DESCRIPTION OF THE TASK: Find the lines that contain the word "title" and copy each one.

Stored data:
[BEGIN]
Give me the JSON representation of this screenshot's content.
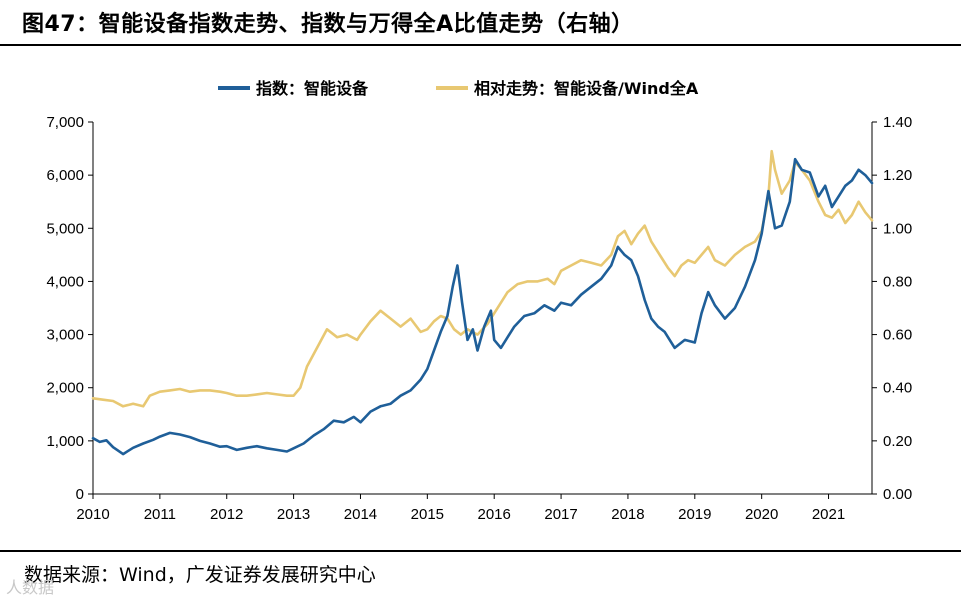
{
  "header": {
    "title": "图47：智能设备指数走势、指数与万得全A比值走势（右轴）"
  },
  "footer": {
    "source": "数据来源：Wind，广发证券发展研究中心",
    "watermark": "人数据"
  },
  "colors": {
    "index_line": "#1f5f99",
    "ratio_line": "#e8c872",
    "axis": "#000000"
  },
  "chart_data": {
    "type": "line",
    "title": "",
    "xlabel": "",
    "ylabel_left": "",
    "ylabel_right": "",
    "x_tick_labels": [
      "2010",
      "2011",
      "2012",
      "2013",
      "2014",
      "2015",
      "2016",
      "2017",
      "2018",
      "2019",
      "2020",
      "2021"
    ],
    "x_range": [
      2010.0,
      2021.65
    ],
    "left_axis": {
      "range": [
        0,
        7000
      ],
      "ticks": [
        0,
        1000,
        2000,
        3000,
        4000,
        5000,
        6000,
        7000
      ],
      "tick_labels": [
        "0",
        "1,000",
        "2,000",
        "3,000",
        "4,000",
        "5,000",
        "6,000",
        "7,000"
      ]
    },
    "right_axis": {
      "range": [
        0,
        1.4
      ],
      "ticks": [
        0,
        0.2,
        0.4,
        0.6,
        0.8,
        1.0,
        1.2,
        1.4
      ],
      "tick_labels": [
        "0.00",
        "0.20",
        "0.40",
        "0.60",
        "0.80",
        "1.00",
        "1.20",
        "1.40"
      ]
    },
    "legend_position": "top-center",
    "series": [
      {
        "name": "指数：智能设备",
        "axis": "left",
        "points": [
          [
            2010.0,
            1050
          ],
          [
            2010.1,
            980
          ],
          [
            2010.2,
            1010
          ],
          [
            2010.3,
            880
          ],
          [
            2010.45,
            750
          ],
          [
            2010.6,
            870
          ],
          [
            2010.75,
            950
          ],
          [
            2010.9,
            1020
          ],
          [
            2011.0,
            1080
          ],
          [
            2011.15,
            1150
          ],
          [
            2011.3,
            1120
          ],
          [
            2011.45,
            1070
          ],
          [
            2011.6,
            1000
          ],
          [
            2011.75,
            950
          ],
          [
            2011.9,
            890
          ],
          [
            2012.0,
            900
          ],
          [
            2012.15,
            830
          ],
          [
            2012.3,
            870
          ],
          [
            2012.45,
            900
          ],
          [
            2012.6,
            860
          ],
          [
            2012.75,
            830
          ],
          [
            2012.9,
            800
          ],
          [
            2013.0,
            860
          ],
          [
            2013.15,
            950
          ],
          [
            2013.3,
            1100
          ],
          [
            2013.45,
            1220
          ],
          [
            2013.6,
            1380
          ],
          [
            2013.75,
            1350
          ],
          [
            2013.9,
            1450
          ],
          [
            2014.0,
            1350
          ],
          [
            2014.15,
            1550
          ],
          [
            2014.3,
            1650
          ],
          [
            2014.45,
            1700
          ],
          [
            2014.6,
            1850
          ],
          [
            2014.75,
            1950
          ],
          [
            2014.9,
            2150
          ],
          [
            2015.0,
            2350
          ],
          [
            2015.1,
            2700
          ],
          [
            2015.2,
            3050
          ],
          [
            2015.3,
            3350
          ],
          [
            2015.38,
            3900
          ],
          [
            2015.45,
            4300
          ],
          [
            2015.52,
            3600
          ],
          [
            2015.6,
            2900
          ],
          [
            2015.68,
            3100
          ],
          [
            2015.75,
            2700
          ],
          [
            2015.85,
            3150
          ],
          [
            2015.95,
            3450
          ],
          [
            2016.0,
            2900
          ],
          [
            2016.1,
            2750
          ],
          [
            2016.2,
            2950
          ],
          [
            2016.3,
            3150
          ],
          [
            2016.45,
            3350
          ],
          [
            2016.6,
            3400
          ],
          [
            2016.75,
            3550
          ],
          [
            2016.9,
            3450
          ],
          [
            2017.0,
            3600
          ],
          [
            2017.15,
            3550
          ],
          [
            2017.3,
            3750
          ],
          [
            2017.45,
            3900
          ],
          [
            2017.6,
            4050
          ],
          [
            2017.75,
            4300
          ],
          [
            2017.85,
            4650
          ],
          [
            2017.95,
            4500
          ],
          [
            2018.05,
            4400
          ],
          [
            2018.15,
            4100
          ],
          [
            2018.25,
            3650
          ],
          [
            2018.35,
            3300
          ],
          [
            2018.45,
            3150
          ],
          [
            2018.55,
            3050
          ],
          [
            2018.7,
            2750
          ],
          [
            2018.85,
            2900
          ],
          [
            2019.0,
            2850
          ],
          [
            2019.1,
            3400
          ],
          [
            2019.2,
            3800
          ],
          [
            2019.3,
            3550
          ],
          [
            2019.45,
            3300
          ],
          [
            2019.6,
            3500
          ],
          [
            2019.75,
            3900
          ],
          [
            2019.9,
            4400
          ],
          [
            2020.0,
            4900
          ],
          [
            2020.1,
            5700
          ],
          [
            2020.2,
            5000
          ],
          [
            2020.3,
            5050
          ],
          [
            2020.42,
            5500
          ],
          [
            2020.5,
            6300
          ],
          [
            2020.6,
            6100
          ],
          [
            2020.72,
            6050
          ],
          [
            2020.85,
            5600
          ],
          [
            2020.95,
            5800
          ],
          [
            2021.05,
            5400
          ],
          [
            2021.15,
            5600
          ],
          [
            2021.25,
            5800
          ],
          [
            2021.35,
            5900
          ],
          [
            2021.45,
            6100
          ],
          [
            2021.55,
            6000
          ],
          [
            2021.65,
            5850
          ]
        ]
      },
      {
        "name": "相对走势：智能设备/Wind全A",
        "axis": "right",
        "points": [
          [
            2010.0,
            0.36
          ],
          [
            2010.15,
            0.355
          ],
          [
            2010.3,
            0.35
          ],
          [
            2010.45,
            0.33
          ],
          [
            2010.6,
            0.34
          ],
          [
            2010.75,
            0.33
          ],
          [
            2010.85,
            0.37
          ],
          [
            2011.0,
            0.385
          ],
          [
            2011.15,
            0.39
          ],
          [
            2011.3,
            0.395
          ],
          [
            2011.45,
            0.385
          ],
          [
            2011.6,
            0.39
          ],
          [
            2011.75,
            0.39
          ],
          [
            2011.9,
            0.385
          ],
          [
            2012.0,
            0.38
          ],
          [
            2012.15,
            0.37
          ],
          [
            2012.3,
            0.37
          ],
          [
            2012.45,
            0.375
          ],
          [
            2012.6,
            0.38
          ],
          [
            2012.75,
            0.375
          ],
          [
            2012.9,
            0.37
          ],
          [
            2013.0,
            0.37
          ],
          [
            2013.1,
            0.4
          ],
          [
            2013.2,
            0.48
          ],
          [
            2013.35,
            0.55
          ],
          [
            2013.5,
            0.62
          ],
          [
            2013.65,
            0.59
          ],
          [
            2013.8,
            0.6
          ],
          [
            2013.95,
            0.58
          ],
          [
            2014.0,
            0.6
          ],
          [
            2014.15,
            0.65
          ],
          [
            2014.3,
            0.69
          ],
          [
            2014.45,
            0.66
          ],
          [
            2014.6,
            0.63
          ],
          [
            2014.75,
            0.66
          ],
          [
            2014.9,
            0.61
          ],
          [
            2015.0,
            0.62
          ],
          [
            2015.1,
            0.65
          ],
          [
            2015.2,
            0.67
          ],
          [
            2015.3,
            0.66
          ],
          [
            2015.4,
            0.62
          ],
          [
            2015.5,
            0.6
          ],
          [
            2015.6,
            0.62
          ],
          [
            2015.75,
            0.6
          ],
          [
            2015.9,
            0.64
          ],
          [
            2016.0,
            0.68
          ],
          [
            2016.1,
            0.72
          ],
          [
            2016.2,
            0.76
          ],
          [
            2016.35,
            0.79
          ],
          [
            2016.5,
            0.8
          ],
          [
            2016.65,
            0.8
          ],
          [
            2016.8,
            0.81
          ],
          [
            2016.9,
            0.79
          ],
          [
            2017.0,
            0.84
          ],
          [
            2017.15,
            0.86
          ],
          [
            2017.3,
            0.88
          ],
          [
            2017.45,
            0.87
          ],
          [
            2017.6,
            0.86
          ],
          [
            2017.75,
            0.9
          ],
          [
            2017.85,
            0.97
          ],
          [
            2017.95,
            0.99
          ],
          [
            2018.05,
            0.94
          ],
          [
            2018.15,
            0.98
          ],
          [
            2018.25,
            1.01
          ],
          [
            2018.35,
            0.95
          ],
          [
            2018.5,
            0.89
          ],
          [
            2018.6,
            0.85
          ],
          [
            2018.7,
            0.82
          ],
          [
            2018.8,
            0.86
          ],
          [
            2018.9,
            0.88
          ],
          [
            2019.0,
            0.87
          ],
          [
            2019.1,
            0.9
          ],
          [
            2019.2,
            0.93
          ],
          [
            2019.3,
            0.88
          ],
          [
            2019.45,
            0.86
          ],
          [
            2019.6,
            0.9
          ],
          [
            2019.75,
            0.93
          ],
          [
            2019.9,
            0.95
          ],
          [
            2020.0,
            0.99
          ],
          [
            2020.1,
            1.12
          ],
          [
            2020.15,
            1.29
          ],
          [
            2020.2,
            1.22
          ],
          [
            2020.3,
            1.13
          ],
          [
            2020.42,
            1.18
          ],
          [
            2020.5,
            1.25
          ],
          [
            2020.6,
            1.22
          ],
          [
            2020.72,
            1.18
          ],
          [
            2020.85,
            1.1
          ],
          [
            2020.95,
            1.05
          ],
          [
            2021.05,
            1.04
          ],
          [
            2021.15,
            1.07
          ],
          [
            2021.25,
            1.02
          ],
          [
            2021.35,
            1.05
          ],
          [
            2021.45,
            1.1
          ],
          [
            2021.55,
            1.06
          ],
          [
            2021.65,
            1.03
          ]
        ]
      }
    ]
  }
}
[END]
THE SOLUTION:
    "title": "图47：智能设备指数走势、指数与万得全A比值走势（右轴）"
    "title": "",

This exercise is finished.